◆ SET EXERCISE ◆
Leaving out the pictures, retype all the material exactly.

◆ LISTING ◆
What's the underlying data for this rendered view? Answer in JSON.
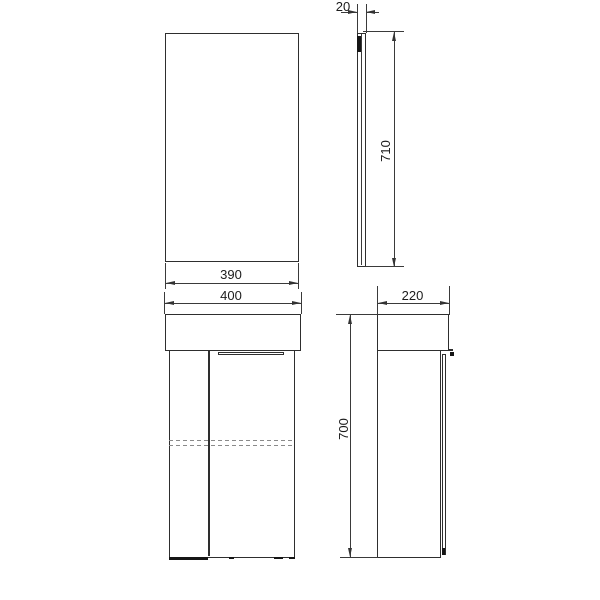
{
  "diagram": {
    "type": "furniture-technical-drawing",
    "labels": {
      "mirror_depth": "20",
      "mirror_height": "710",
      "mirror_width": "390",
      "cabinet_width": "400",
      "cabinet_depth": "220",
      "cabinet_height": "700"
    },
    "colors": {
      "line": "#2e2e2e",
      "dimension": "#333333",
      "hidden_line": "#8a8a8a",
      "background": "#ffffff"
    }
  }
}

◆ SOLUTION FOR THIS EXERCISE ◆
What's the underlying data for this rendered view? Answer in JSON.
{
  "diagram": {
    "type": "furniture-technical-drawing",
    "labels": {
      "mirror_depth": "20",
      "mirror_height": "710",
      "mirror_width": "390",
      "cabinet_width": "400",
      "cabinet_depth": "220",
      "cabinet_height": "700"
    },
    "colors": {
      "line": "#2e2e2e",
      "dimension": "#333333",
      "hidden_line": "#8a8a8a",
      "background": "#ffffff"
    }
  }
}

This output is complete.